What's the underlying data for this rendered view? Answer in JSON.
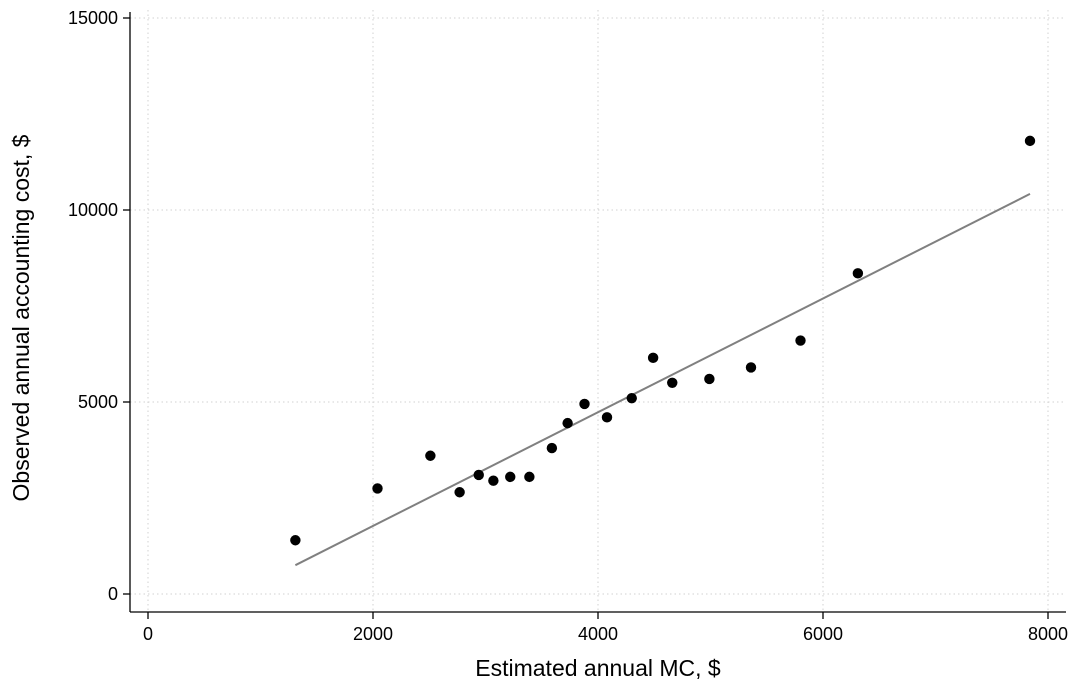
{
  "chart_data": {
    "type": "scatter",
    "title": "",
    "xlabel": "Estimated annual MC, $",
    "ylabel": "Observed annual accounting cost, $",
    "xlim": [
      0,
      8000
    ],
    "ylim": [
      0,
      15000
    ],
    "x_ticks": [
      0,
      2000,
      4000,
      6000,
      8000
    ],
    "y_ticks": [
      0,
      5000,
      10000,
      15000
    ],
    "x_tick_labels": [
      "0",
      "2000",
      "4000",
      "6000",
      "8000"
    ],
    "y_tick_labels": [
      "0",
      "5000",
      "10000",
      "15000"
    ],
    "grid": true,
    "legend": "none",
    "series": [
      {
        "type": "scatter",
        "color": "#000000",
        "points": [
          {
            "x": 1310,
            "y": 1400
          },
          {
            "x": 2040,
            "y": 2750
          },
          {
            "x": 2510,
            "y": 3600
          },
          {
            "x": 2770,
            "y": 2650
          },
          {
            "x": 2940,
            "y": 3100
          },
          {
            "x": 3070,
            "y": 2950
          },
          {
            "x": 3220,
            "y": 3050
          },
          {
            "x": 3390,
            "y": 3050
          },
          {
            "x": 3590,
            "y": 3800
          },
          {
            "x": 3730,
            "y": 4450
          },
          {
            "x": 3880,
            "y": 4950
          },
          {
            "x": 4080,
            "y": 4600
          },
          {
            "x": 4300,
            "y": 5100
          },
          {
            "x": 4490,
            "y": 6150
          },
          {
            "x": 4660,
            "y": 5500
          },
          {
            "x": 4990,
            "y": 5600
          },
          {
            "x": 5360,
            "y": 5900
          },
          {
            "x": 5800,
            "y": 6600
          },
          {
            "x": 6310,
            "y": 8350
          },
          {
            "x": 7840,
            "y": 11800
          }
        ]
      },
      {
        "type": "line",
        "color": "#808080",
        "points": [
          {
            "x": 1310,
            "y": 750
          },
          {
            "x": 7840,
            "y": 10420
          }
        ]
      }
    ]
  }
}
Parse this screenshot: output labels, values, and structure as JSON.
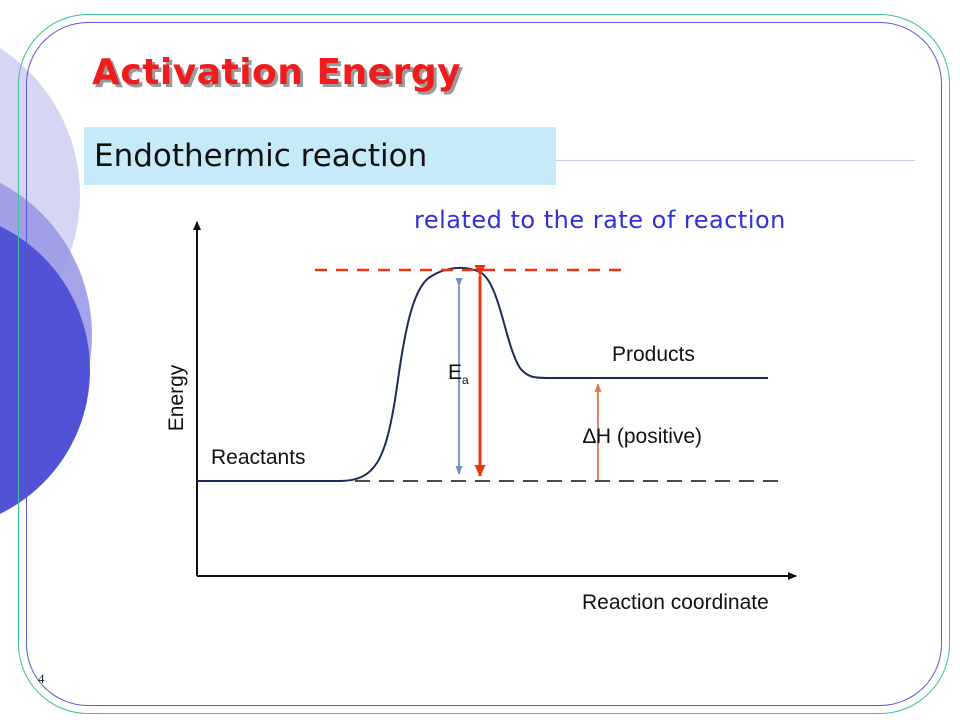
{
  "slide": {
    "title": "Activation Energy",
    "subtitle": "Endothermic reaction",
    "note": "related to the rate of reaction",
    "page_number": "4"
  },
  "diagram": {
    "y_axis_label": "Energy",
    "x_axis_label": "Reaction coordinate",
    "reactants_label": "Reactants",
    "products_label": "Products",
    "ea_label": "E",
    "ea_subscript": "a",
    "delta_h_label": "∆H (positive)"
  },
  "colors": {
    "title": "#ee1c1c",
    "note": "#3030d8",
    "curve": "#1e2a5c",
    "ea_arrow": "#6f8fbf",
    "highlight_arrow": "#ee3311",
    "delta_h_arrow": "#e07a50",
    "subtitle_bg": "#c6eaf8"
  }
}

******

Set each line of the records down exactly, leaving every picture out.

What's the underlying data for this rendered view? Answer in JSON.
{
  "chart_data": {
    "type": "scatter",
    "title": "",
    "xlabel": "Estimated annual MC, $",
    "ylabel": "Observed annual accounting cost, $",
    "xlim": [
      0,
      8000
    ],
    "ylim": [
      0,
      15000
    ],
    "x_ticks": [
      0,
      2000,
      4000,
      6000,
      8000
    ],
    "y_ticks": [
      0,
      5000,
      10000,
      15000
    ],
    "x_tick_labels": [
      "0",
      "2000",
      "4000",
      "6000",
      "8000"
    ],
    "y_tick_labels": [
      "0",
      "5000",
      "10000",
      "15000"
    ],
    "grid": true,
    "legend": "none",
    "series": [
      {
        "type": "scatter",
        "color": "#000000",
        "points": [
          {
            "x": 1310,
            "y": 1400
          },
          {
            "x": 2040,
            "y": 2750
          },
          {
            "x": 2510,
            "y": 3600
          },
          {
            "x": 2770,
            "y": 2650
          },
          {
            "x": 2940,
            "y": 3100
          },
          {
            "x": 3070,
            "y": 2950
          },
          {
            "x": 3220,
            "y": 3050
          },
          {
            "x": 3390,
            "y": 3050
          },
          {
            "x": 3590,
            "y": 3800
          },
          {
            "x": 3730,
            "y": 4450
          },
          {
            "x": 3880,
            "y": 4950
          },
          {
            "x": 4080,
            "y": 4600
          },
          {
            "x": 4300,
            "y": 5100
          },
          {
            "x": 4490,
            "y": 6150
          },
          {
            "x": 4660,
            "y": 5500
          },
          {
            "x": 4990,
            "y": 5600
          },
          {
            "x": 5360,
            "y": 5900
          },
          {
            "x": 5800,
            "y": 6600
          },
          {
            "x": 6310,
            "y": 8350
          },
          {
            "x": 7840,
            "y": 11800
          }
        ]
      },
      {
        "type": "line",
        "color": "#808080",
        "points": [
          {
            "x": 1310,
            "y": 750
          },
          {
            "x": 7840,
            "y": 10420
          }
        ]
      }
    ]
  }
}
Parse this screenshot: output labels, values, and structure as JSON.
{
  "slide": {
    "title": "Activation Energy",
    "subtitle": "Endothermic reaction",
    "note": "related to the rate of reaction",
    "page_number": "4"
  },
  "diagram": {
    "y_axis_label": "Energy",
    "x_axis_label": "Reaction coordinate",
    "reactants_label": "Reactants",
    "products_label": "Products",
    "ea_label": "E",
    "ea_subscript": "a",
    "delta_h_label": "∆H (positive)"
  },
  "colors": {
    "title": "#ee1c1c",
    "note": "#3030d8",
    "curve": "#1e2a5c",
    "ea_arrow": "#6f8fbf",
    "highlight_arrow": "#ee3311",
    "delta_h_arrow": "#e07a50",
    "subtitle_bg": "#c6eaf8"
  }
}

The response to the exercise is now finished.